__Your task__: Locate every line in the records below that holds the word "человеко" and return each one.

Dataset items
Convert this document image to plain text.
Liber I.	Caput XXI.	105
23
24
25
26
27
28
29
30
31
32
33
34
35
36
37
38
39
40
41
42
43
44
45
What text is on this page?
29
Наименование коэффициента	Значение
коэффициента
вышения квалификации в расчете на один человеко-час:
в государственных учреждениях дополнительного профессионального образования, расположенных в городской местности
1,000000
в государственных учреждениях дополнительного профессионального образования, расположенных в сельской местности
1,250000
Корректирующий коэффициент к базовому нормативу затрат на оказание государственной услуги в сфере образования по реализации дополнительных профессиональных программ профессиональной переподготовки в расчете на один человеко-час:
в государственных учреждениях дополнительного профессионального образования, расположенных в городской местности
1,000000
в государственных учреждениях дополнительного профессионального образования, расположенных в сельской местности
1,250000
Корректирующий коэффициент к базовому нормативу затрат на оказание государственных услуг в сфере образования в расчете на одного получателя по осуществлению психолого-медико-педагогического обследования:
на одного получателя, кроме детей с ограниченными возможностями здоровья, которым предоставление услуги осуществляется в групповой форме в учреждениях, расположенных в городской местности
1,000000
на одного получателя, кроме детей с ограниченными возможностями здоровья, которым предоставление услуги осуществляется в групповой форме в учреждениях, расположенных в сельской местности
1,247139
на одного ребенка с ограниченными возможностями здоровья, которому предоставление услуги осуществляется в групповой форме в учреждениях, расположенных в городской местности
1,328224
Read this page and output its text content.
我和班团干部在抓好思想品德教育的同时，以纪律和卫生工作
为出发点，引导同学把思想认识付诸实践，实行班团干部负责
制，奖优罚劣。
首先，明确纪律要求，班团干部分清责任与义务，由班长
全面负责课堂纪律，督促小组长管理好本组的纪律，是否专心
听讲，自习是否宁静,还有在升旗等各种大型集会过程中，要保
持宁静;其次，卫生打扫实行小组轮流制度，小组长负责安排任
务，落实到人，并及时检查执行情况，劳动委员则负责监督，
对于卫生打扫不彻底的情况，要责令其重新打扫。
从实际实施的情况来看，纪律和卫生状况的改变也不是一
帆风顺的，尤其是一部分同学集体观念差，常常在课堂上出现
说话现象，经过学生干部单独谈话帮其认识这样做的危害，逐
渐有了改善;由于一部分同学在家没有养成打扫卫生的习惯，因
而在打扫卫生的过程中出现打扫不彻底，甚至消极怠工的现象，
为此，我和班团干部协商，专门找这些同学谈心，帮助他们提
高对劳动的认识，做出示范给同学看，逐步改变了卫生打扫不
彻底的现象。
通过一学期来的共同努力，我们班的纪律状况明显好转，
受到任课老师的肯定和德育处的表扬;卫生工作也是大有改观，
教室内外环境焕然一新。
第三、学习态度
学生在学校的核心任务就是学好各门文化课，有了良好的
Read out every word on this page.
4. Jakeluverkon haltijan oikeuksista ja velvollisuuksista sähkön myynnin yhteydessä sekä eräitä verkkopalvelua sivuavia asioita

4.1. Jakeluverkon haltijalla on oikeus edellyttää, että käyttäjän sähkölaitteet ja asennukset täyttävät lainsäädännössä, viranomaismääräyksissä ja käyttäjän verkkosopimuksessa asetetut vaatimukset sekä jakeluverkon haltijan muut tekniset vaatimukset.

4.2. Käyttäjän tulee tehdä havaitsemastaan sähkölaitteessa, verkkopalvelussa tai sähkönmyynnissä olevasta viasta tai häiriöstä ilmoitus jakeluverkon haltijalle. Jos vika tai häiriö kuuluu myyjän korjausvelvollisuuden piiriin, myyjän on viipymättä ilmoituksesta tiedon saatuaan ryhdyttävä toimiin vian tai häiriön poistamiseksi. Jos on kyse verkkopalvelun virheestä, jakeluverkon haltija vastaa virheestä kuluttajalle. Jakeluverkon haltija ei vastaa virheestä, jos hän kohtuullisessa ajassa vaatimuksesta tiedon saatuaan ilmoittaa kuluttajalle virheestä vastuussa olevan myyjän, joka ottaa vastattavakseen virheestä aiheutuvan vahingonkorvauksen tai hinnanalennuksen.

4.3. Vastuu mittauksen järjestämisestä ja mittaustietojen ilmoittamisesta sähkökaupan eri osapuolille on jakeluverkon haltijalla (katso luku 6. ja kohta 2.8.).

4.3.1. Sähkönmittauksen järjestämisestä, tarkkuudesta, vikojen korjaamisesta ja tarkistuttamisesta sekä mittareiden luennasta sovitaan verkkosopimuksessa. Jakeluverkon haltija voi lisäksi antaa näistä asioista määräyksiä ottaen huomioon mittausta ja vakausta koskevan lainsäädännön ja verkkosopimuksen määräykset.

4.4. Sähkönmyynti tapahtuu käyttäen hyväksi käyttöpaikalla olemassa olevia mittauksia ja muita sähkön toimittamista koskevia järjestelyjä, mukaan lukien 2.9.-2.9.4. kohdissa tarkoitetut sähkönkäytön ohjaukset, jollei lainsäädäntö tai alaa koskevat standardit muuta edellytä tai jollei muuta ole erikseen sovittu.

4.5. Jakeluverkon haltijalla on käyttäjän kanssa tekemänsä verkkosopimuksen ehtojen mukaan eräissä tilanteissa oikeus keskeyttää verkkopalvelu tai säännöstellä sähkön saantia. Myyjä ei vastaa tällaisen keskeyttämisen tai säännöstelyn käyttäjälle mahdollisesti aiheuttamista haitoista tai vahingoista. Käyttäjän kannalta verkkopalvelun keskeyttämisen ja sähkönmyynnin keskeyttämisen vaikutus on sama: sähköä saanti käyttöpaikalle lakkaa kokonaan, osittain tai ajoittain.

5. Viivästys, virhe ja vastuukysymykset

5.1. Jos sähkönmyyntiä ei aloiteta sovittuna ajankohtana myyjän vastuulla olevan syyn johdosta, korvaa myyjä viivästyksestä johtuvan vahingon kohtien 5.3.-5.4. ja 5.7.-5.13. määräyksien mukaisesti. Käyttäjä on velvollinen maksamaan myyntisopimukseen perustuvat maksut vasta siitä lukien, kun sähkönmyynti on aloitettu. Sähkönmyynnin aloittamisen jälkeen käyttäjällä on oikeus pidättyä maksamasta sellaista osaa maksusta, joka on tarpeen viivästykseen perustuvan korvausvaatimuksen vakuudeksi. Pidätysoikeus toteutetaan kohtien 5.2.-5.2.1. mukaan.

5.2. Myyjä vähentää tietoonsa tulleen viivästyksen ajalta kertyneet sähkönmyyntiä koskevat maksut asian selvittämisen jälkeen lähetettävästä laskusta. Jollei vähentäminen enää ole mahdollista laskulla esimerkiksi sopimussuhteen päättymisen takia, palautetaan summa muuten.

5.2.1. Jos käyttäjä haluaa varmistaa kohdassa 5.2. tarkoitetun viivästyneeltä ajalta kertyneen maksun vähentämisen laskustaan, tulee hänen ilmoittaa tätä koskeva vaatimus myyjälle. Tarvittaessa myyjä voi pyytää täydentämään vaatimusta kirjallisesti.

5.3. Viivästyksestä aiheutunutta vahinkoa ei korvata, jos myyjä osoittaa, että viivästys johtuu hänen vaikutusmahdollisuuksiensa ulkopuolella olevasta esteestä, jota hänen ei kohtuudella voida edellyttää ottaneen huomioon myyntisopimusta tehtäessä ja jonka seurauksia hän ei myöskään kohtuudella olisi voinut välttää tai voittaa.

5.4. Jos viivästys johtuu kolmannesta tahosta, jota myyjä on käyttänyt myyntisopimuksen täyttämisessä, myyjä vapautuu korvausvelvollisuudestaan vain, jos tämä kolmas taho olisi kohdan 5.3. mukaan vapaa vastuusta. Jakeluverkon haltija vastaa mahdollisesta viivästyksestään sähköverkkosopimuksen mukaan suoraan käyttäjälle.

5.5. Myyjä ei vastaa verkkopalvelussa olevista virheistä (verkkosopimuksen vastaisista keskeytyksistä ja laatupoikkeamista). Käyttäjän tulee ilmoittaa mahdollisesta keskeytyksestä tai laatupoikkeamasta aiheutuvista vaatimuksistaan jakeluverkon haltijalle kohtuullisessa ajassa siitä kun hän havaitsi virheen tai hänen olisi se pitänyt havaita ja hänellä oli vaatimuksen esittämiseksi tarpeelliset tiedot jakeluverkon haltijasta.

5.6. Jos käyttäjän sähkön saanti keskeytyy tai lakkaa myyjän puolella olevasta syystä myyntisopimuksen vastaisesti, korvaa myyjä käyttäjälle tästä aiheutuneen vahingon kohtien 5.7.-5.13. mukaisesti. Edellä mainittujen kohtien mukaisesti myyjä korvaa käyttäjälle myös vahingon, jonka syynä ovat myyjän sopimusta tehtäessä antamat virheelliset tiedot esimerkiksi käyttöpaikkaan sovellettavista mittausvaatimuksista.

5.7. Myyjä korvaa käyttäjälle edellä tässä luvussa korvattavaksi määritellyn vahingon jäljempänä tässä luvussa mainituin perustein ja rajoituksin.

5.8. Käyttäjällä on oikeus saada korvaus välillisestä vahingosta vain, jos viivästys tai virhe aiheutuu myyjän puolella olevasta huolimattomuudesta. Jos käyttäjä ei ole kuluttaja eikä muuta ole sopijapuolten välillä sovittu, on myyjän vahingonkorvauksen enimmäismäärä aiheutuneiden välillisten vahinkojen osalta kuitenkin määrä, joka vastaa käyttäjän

__Response__:
вышения квалификации в расчете на один человеко-час:
Корректирующий коэффициент к базовому нормативу затрат на оказание государственной услуги в сфере образования по реализации дополнительных профессиональных программ профессиональной переподготовки в расчете на один человеко-час:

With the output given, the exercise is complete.